• **TASK**
Copy the listing below in full and skip every picture.

[Saved entries]
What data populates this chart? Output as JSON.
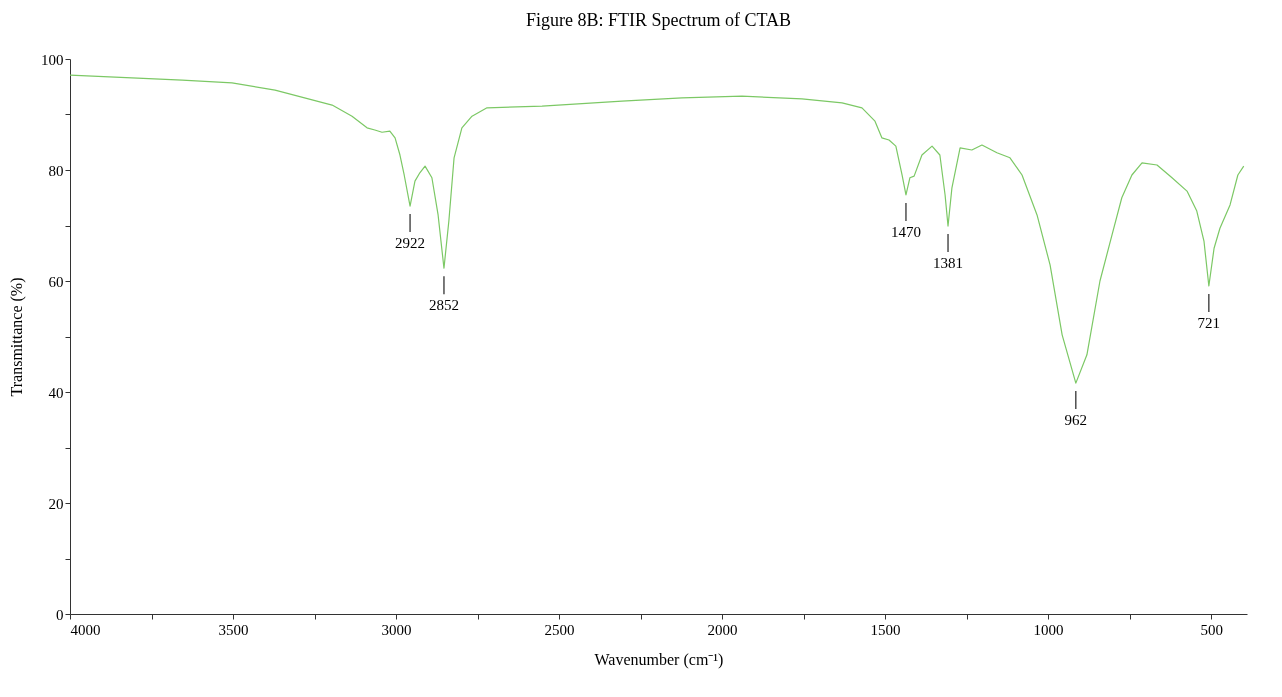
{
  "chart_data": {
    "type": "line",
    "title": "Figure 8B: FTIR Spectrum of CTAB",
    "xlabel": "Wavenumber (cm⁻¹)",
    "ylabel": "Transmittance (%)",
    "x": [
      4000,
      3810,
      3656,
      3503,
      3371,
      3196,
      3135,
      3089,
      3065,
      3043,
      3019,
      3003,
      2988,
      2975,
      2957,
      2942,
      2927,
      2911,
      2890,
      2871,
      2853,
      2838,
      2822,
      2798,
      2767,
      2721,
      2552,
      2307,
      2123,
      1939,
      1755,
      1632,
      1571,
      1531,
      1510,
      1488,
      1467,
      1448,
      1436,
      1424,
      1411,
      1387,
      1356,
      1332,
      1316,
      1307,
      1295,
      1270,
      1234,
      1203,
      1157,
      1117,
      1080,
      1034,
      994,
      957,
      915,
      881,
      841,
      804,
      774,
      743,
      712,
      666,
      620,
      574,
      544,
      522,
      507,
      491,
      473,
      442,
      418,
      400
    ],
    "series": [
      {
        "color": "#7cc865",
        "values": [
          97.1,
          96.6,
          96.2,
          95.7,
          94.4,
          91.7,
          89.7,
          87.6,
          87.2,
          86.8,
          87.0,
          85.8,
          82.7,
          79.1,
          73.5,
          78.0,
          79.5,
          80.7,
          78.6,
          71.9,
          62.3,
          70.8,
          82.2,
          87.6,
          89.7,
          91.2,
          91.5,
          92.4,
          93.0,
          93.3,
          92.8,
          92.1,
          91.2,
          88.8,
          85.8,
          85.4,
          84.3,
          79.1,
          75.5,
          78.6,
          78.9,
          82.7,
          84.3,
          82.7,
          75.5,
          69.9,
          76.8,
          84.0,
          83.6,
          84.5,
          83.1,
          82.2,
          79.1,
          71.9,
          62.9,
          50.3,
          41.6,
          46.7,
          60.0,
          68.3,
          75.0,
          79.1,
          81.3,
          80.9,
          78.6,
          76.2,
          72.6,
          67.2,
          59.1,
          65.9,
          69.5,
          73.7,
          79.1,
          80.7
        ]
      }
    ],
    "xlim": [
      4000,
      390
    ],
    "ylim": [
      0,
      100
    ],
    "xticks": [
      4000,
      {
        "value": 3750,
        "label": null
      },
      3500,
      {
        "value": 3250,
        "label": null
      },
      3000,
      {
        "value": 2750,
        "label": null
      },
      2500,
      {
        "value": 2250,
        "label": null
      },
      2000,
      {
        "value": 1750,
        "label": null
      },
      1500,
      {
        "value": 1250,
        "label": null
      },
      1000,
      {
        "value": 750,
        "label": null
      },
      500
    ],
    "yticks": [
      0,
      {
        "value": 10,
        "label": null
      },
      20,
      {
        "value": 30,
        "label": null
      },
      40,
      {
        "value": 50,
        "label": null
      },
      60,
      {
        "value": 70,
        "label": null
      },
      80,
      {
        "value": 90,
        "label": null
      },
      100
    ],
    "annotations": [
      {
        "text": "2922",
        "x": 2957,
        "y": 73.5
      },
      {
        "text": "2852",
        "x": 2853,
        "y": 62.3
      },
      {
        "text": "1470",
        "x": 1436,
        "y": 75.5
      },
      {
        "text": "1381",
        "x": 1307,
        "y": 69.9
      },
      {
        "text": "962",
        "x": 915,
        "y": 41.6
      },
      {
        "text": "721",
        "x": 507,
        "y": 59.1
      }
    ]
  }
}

• **RESPONSE BELOW**
What data populates this chart? Output as JSON.
{
  "chart_data": {
    "type": "line",
    "title": "Figure 8B: FTIR Spectrum of CTAB",
    "xlabel": "Wavenumber (cm⁻¹)",
    "ylabel": "Transmittance (%)",
    "x": [
      4000,
      3810,
      3656,
      3503,
      3371,
      3196,
      3135,
      3089,
      3065,
      3043,
      3019,
      3003,
      2988,
      2975,
      2957,
      2942,
      2927,
      2911,
      2890,
      2871,
      2853,
      2838,
      2822,
      2798,
      2767,
      2721,
      2552,
      2307,
      2123,
      1939,
      1755,
      1632,
      1571,
      1531,
      1510,
      1488,
      1467,
      1448,
      1436,
      1424,
      1411,
      1387,
      1356,
      1332,
      1316,
      1307,
      1295,
      1270,
      1234,
      1203,
      1157,
      1117,
      1080,
      1034,
      994,
      957,
      915,
      881,
      841,
      804,
      774,
      743,
      712,
      666,
      620,
      574,
      544,
      522,
      507,
      491,
      473,
      442,
      418,
      400
    ],
    "series": [
      {
        "color": "#7cc865",
        "values": [
          97.1,
          96.6,
          96.2,
          95.7,
          94.4,
          91.7,
          89.7,
          87.6,
          87.2,
          86.8,
          87.0,
          85.8,
          82.7,
          79.1,
          73.5,
          78.0,
          79.5,
          80.7,
          78.6,
          71.9,
          62.3,
          70.8,
          82.2,
          87.6,
          89.7,
          91.2,
          91.5,
          92.4,
          93.0,
          93.3,
          92.8,
          92.1,
          91.2,
          88.8,
          85.8,
          85.4,
          84.3,
          79.1,
          75.5,
          78.6,
          78.9,
          82.7,
          84.3,
          82.7,
          75.5,
          69.9,
          76.8,
          84.0,
          83.6,
          84.5,
          83.1,
          82.2,
          79.1,
          71.9,
          62.9,
          50.3,
          41.6,
          46.7,
          60.0,
          68.3,
          75.0,
          79.1,
          81.3,
          80.9,
          78.6,
          76.2,
          72.6,
          67.2,
          59.1,
          65.9,
          69.5,
          73.7,
          79.1,
          80.7
        ]
      }
    ],
    "xlim": [
      4000,
      390
    ],
    "ylim": [
      0,
      100
    ],
    "xticks": [
      4000,
      {
        "value": 3750,
        "label": null
      },
      3500,
      {
        "value": 3250,
        "label": null
      },
      3000,
      {
        "value": 2750,
        "label": null
      },
      2500,
      {
        "value": 2250,
        "label": null
      },
      2000,
      {
        "value": 1750,
        "label": null
      },
      1500,
      {
        "value": 1250,
        "label": null
      },
      1000,
      {
        "value": 750,
        "label": null
      },
      500
    ],
    "yticks": [
      0,
      {
        "value": 10,
        "label": null
      },
      20,
      {
        "value": 30,
        "label": null
      },
      40,
      {
        "value": 50,
        "label": null
      },
      60,
      {
        "value": 70,
        "label": null
      },
      80,
      {
        "value": 90,
        "label": null
      },
      100
    ],
    "annotations": [
      {
        "text": "2922",
        "x": 2957,
        "y": 73.5
      },
      {
        "text": "2852",
        "x": 2853,
        "y": 62.3
      },
      {
        "text": "1470",
        "x": 1436,
        "y": 75.5
      },
      {
        "text": "1381",
        "x": 1307,
        "y": 69.9
      },
      {
        "text": "962",
        "x": 915,
        "y": 41.6
      },
      {
        "text": "721",
        "x": 507,
        "y": 59.1
      }
    ]
  }
}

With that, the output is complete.